Then, we used the Mfmask layer to mask out all the nonvalid data (clouds and cloud shadows) to calculate various feature index imagery. To minimize the influence of clouds and cloud shadows, the feature index imagery that masked out nonvalid data between 1986 and 2017 was combined using the MVC method at two-year intervals. The biennial filled images of various feature indices were finally obtained in the growth season (1 March and 30 October).

To reduce redundant index information and improve the discrimination of indices for landscape characteristics, samples of typical landscapes were selected from 12 index images, and the capacity of these 12 indices was comparatively analyzed using these samples (Figure 5). In the vegetation index category (RVI, NDVI, WI, and SVVI), vegetation features are enhanced in both the NDVI and RVI images, and alpine meadow and bare land have similar values in these two indices. The WI and SVVI indices can distinguish alpine meadows from bare land, and both indices are differentiated for different landscape types. Two water indices can enhance water information, while others are suppressed. Compared to the NDMI images, the water bodies in the MNDWI images have higher values than the other types. In the NDMI, various landscape types can be distinguished from each other due to different surface humidities. In the MNDWI, water bodies are maximally delineated from other classes. The EBBI, NDBI, and UI are better able to distinguish between built-up land and bare land, especially the EBBI. However, built-up land is confused with alpine meadows because they have similar values in the EBBI and NDBI. All bare land indices (NBLI, NDBAI, and NDSI) are able to enhance the bare land features. However, the NBLI enhances built-up land more than bare land, and the other landscape types are too close together in this index to be separated from each other. In the NDBAI and NDSI, landscape types overlap each other and cannot be separated except for water bodies and bare land.

Layout annotation data
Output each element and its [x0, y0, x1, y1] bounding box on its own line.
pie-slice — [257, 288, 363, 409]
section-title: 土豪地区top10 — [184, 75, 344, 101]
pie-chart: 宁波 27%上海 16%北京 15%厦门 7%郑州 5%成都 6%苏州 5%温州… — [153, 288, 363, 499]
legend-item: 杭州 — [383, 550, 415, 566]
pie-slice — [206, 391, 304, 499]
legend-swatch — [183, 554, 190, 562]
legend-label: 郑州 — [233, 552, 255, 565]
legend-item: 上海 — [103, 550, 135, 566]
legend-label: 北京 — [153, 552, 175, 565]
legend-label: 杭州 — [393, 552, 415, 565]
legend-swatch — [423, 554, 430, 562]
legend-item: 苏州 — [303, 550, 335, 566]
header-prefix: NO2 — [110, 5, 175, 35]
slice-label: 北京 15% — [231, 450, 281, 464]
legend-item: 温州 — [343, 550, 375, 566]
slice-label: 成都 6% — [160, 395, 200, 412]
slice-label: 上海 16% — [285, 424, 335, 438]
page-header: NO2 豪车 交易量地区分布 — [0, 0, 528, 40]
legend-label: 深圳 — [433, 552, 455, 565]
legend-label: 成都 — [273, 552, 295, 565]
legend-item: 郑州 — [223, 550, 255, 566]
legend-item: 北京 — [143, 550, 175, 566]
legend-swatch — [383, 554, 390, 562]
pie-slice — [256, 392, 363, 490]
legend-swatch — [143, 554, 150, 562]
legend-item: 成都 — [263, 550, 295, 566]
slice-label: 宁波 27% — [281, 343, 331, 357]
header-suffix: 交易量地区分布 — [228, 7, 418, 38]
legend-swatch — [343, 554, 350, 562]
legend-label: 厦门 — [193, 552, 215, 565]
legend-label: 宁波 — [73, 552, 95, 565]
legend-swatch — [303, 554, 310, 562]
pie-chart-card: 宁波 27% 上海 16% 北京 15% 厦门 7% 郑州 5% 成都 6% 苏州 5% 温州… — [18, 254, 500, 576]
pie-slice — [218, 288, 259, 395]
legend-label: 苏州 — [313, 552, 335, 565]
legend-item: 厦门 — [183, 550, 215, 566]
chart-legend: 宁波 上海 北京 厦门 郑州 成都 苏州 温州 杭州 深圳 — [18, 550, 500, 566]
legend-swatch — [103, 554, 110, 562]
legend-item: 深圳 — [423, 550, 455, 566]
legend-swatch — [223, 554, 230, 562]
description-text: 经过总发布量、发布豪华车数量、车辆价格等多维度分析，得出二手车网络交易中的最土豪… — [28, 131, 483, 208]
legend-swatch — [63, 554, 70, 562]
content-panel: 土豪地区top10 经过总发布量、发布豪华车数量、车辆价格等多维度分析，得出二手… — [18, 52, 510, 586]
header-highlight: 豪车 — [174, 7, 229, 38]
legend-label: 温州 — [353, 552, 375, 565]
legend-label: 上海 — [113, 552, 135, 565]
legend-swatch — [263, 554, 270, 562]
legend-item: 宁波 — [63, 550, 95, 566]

■ What this exercise asks:
[a] Render the records as a JSON list of strings, one string per line, starting at the first line of the records and ending at the line that contains "legend-item: 成都 — [263, 550, 295, 566]". Include both of those lines and leave out any blank lines.
[b] Continue the text on comparing feature indices for separating landscape types from the point where it stops.

■ Exercise results:
[a]
[
  "Output each element and its [x0, y0, x1, y1] bounding box on its own line.",
  "pie-slice — [257, 288, 363, 409]",
  "section-title: 土豪地区top10 — [184, 75, 344, 101]",
  "pie-chart: 宁波 27%上海 16%北京 15%厦门 7%郑州 5%成都 6%苏州 5%温州… — [153, 288, 363, 499]",
  "legend-item: 杭州 — [383, 550, 415, 566]",
  "pie-slice — [206, 391, 304, 499]",
  "legend-swatch — [183, 554, 190, 562]",
  "legend-label: 郑州 — [233, 552, 255, 565]",
  "legend-item: 上海 — [103, 550, 135, 566]",
  "legend-label: 北京 — [153, 552, 175, 565]",
  "legend-label: 杭州 — [393, 552, 415, 565]",
  "legend-swatch — [423, 554, 430, 562]",
  "legend-item: 苏州 — [303, 550, 335, 566]",
  "header-prefix: NO2 — [110, 5, 175, 35]",
  "slice-label: 北京 15% — [231, 450, 281, 464]",
  "legend-item: 温州 — [343, 550, 375, 566]",
  "slice-label: 成都 6% — [160, 395, 200, 412]",
  "slice-label: 上海 16% — [285, 424, 335, 438]",
  "page-header: NO2 豪车 交易量地区分布 — [0, 0, 528, 40]",
  "legend-label: 深圳 — [433, 552, 455, 565]",
  "legend-label: 成都 — [273, 552, 295, 565]",
  "legend-item: 郑州 — [223, 550, 255, 566]",
  "legend-item: 北京 — [143, 550, 175, 566]",
  "legend-swatch — [383, 554, 390, 562]",
  "pie-slice — [256, 392, 363, 490]",
  "legend-swatch — [143, 554, 150, 562]",
  "legend-item: 成都 — [263, 550, 295, 566]"
]

[b]
Overall, water bodies are farthest from the rest of the landscape in the MNDWI, and bare land is farthest from the rest of the landscape in the EBBI. Due to the close proximity or even overlap of landscape response values to the NDBI, UI, NBLI, NDBAI, and NDSI, landscape types probably mix with each other in these indices and are not easily distinguished. Although bare land and alpine meadow can be confused in terms of the RVI and NDVI, they can be effectively distinguished by the WI and SVVI. The enhancement effect of the NDMI on water bodies is not as good as that of the MNDWI, but the NDMI has different response values for different landscape types due to moisture differences between landscapes. Finally, we selected seven feature indices for landscape classification: RVI, NDVI, WI, SVVI, MNDWI, NDMI, and EBBI.

2.3.4. Masking Out of Water Bodies and Selection of Stable Samples

In the MNDWI, the distance between the water body and the remaining landscapes becomes far enough to be easily separated from all others using the MNDWI. Based on the MNDWI, water bodies can be effectively separated from other landscapes (Figure 5), and the accuracy of water body extraction can reach more than 95% [31]. Thus, water bodies were extracted using a threshold value (0.6), and the mask of the water bodies was generated for each period. Then, the water bodies were masked out in the MVC of the RVI, NDVI WI, SVVI, NDMI, and EBBI images. These six feature indices and the DEM data (masked out water body area) were stacked together for each period.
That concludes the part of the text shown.